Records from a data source
◆ ◆ ◆
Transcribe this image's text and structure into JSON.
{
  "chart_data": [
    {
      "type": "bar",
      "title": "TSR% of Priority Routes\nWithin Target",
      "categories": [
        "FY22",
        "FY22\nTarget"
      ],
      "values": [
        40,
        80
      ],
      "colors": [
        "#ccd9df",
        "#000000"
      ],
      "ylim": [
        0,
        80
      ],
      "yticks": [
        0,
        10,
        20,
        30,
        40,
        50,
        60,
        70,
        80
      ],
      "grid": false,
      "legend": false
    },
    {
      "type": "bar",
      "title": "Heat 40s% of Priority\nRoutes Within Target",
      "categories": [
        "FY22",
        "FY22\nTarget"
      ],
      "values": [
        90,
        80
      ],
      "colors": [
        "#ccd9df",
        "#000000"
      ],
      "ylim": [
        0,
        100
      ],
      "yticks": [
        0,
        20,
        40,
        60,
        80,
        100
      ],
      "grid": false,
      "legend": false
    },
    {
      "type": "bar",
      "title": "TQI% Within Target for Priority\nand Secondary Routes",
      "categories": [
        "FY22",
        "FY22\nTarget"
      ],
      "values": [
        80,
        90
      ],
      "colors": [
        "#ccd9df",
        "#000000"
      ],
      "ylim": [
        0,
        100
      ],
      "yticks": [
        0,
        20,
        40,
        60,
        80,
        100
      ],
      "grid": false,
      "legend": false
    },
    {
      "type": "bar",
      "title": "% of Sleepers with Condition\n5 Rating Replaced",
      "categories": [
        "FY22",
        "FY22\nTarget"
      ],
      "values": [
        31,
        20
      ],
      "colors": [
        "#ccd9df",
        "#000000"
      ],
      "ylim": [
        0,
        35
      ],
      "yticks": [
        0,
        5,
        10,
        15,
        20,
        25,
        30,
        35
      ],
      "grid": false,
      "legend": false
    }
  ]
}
◆ ◆ ◆
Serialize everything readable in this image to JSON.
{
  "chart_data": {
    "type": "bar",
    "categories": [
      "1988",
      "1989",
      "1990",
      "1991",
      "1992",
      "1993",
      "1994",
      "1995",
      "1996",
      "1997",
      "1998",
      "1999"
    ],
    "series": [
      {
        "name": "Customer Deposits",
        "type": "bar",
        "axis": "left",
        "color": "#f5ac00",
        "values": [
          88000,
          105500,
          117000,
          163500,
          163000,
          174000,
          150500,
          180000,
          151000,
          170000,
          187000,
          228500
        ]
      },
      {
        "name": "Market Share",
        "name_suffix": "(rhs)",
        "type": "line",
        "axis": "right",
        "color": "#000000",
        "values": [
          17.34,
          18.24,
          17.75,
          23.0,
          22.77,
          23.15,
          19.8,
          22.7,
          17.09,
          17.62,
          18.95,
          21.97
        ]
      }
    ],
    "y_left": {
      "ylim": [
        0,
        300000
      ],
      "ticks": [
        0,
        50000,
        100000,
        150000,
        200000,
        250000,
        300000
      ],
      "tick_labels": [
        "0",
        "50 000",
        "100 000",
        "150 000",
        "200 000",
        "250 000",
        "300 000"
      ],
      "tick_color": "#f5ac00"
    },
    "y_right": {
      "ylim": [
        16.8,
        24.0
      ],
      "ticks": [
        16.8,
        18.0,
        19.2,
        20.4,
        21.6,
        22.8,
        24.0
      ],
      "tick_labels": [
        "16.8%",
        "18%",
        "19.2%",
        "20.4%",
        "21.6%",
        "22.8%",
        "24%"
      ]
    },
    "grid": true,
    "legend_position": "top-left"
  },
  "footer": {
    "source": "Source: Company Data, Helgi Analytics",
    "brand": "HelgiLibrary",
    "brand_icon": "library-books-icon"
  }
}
◆ ◆ ◆
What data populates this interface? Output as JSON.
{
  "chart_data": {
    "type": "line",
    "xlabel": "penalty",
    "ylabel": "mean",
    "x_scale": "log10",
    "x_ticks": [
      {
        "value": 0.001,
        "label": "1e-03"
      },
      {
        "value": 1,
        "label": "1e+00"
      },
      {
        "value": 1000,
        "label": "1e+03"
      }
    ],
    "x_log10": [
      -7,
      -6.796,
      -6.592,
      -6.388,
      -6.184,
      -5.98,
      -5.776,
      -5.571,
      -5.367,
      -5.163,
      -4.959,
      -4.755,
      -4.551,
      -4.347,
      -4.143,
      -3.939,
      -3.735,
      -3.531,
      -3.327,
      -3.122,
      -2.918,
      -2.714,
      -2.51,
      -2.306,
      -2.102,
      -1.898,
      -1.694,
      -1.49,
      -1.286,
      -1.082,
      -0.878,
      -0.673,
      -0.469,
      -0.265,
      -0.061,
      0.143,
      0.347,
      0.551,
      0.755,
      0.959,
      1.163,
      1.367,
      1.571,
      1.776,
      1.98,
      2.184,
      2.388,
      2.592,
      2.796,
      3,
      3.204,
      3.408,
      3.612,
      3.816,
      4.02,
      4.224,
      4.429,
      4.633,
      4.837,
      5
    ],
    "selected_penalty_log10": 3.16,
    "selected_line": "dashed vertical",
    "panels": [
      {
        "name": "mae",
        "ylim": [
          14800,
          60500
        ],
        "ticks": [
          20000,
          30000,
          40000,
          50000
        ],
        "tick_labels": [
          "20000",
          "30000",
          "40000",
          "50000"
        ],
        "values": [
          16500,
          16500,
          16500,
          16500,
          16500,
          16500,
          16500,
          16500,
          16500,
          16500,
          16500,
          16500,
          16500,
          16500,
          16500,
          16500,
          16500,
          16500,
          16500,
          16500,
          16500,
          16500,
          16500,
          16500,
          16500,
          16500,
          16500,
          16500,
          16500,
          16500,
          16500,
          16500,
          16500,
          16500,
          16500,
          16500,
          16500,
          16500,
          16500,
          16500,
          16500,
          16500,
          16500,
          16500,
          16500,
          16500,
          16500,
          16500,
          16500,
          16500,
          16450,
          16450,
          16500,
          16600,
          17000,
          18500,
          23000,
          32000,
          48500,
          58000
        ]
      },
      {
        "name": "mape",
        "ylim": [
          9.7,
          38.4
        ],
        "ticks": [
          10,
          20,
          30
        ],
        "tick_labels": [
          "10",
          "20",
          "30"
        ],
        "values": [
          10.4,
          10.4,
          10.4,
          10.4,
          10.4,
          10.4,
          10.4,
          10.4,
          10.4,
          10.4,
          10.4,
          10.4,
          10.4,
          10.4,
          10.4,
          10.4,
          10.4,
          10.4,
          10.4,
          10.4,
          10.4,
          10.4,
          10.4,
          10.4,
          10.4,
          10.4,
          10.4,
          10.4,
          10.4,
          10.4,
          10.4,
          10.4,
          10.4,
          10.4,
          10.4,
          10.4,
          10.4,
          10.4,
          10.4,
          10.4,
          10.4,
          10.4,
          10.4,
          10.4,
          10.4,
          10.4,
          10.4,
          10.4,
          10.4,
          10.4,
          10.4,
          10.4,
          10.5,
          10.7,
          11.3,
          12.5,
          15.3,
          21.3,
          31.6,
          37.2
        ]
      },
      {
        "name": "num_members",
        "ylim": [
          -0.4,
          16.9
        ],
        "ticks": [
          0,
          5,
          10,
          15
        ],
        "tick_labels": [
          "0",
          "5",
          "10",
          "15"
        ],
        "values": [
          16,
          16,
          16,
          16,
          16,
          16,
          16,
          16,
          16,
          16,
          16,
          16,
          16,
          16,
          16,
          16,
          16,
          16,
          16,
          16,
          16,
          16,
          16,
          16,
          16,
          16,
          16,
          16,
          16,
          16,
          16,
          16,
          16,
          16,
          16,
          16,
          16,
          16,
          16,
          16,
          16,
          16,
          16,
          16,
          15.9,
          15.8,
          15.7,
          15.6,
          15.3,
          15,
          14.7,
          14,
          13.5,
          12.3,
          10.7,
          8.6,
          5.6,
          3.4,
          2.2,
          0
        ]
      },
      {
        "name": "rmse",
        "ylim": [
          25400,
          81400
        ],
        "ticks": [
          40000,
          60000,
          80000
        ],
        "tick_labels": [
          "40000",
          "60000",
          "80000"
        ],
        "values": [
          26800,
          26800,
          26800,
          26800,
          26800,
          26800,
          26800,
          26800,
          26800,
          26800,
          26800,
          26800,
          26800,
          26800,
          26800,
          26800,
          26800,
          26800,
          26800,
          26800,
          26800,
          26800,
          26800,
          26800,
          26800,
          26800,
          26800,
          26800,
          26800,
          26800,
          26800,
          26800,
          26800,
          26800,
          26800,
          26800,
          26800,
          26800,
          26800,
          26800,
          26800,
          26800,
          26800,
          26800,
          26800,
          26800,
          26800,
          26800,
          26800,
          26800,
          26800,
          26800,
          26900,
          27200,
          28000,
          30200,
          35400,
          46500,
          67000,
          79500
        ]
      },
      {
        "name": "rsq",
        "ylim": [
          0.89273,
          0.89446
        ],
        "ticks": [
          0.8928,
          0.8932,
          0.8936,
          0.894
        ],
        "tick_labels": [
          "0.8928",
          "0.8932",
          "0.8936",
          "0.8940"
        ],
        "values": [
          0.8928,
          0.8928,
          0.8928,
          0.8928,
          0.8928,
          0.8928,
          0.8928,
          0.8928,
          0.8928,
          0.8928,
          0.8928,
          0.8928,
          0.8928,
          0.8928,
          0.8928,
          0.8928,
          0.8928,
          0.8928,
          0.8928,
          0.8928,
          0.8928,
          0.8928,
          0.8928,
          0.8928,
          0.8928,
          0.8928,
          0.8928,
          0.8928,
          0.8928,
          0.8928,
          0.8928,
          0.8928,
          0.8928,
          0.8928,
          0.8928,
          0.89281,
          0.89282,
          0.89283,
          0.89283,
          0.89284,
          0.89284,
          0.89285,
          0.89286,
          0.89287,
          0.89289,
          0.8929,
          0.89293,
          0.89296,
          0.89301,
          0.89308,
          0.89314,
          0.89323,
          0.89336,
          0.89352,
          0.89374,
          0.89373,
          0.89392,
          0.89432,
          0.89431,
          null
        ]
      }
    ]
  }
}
◆ ◆ ◆
**Brief:**
Determine the number of lines in the listing that hold the word "JSON", and supply that number and nothing further.

**Reply to the exercise:**
3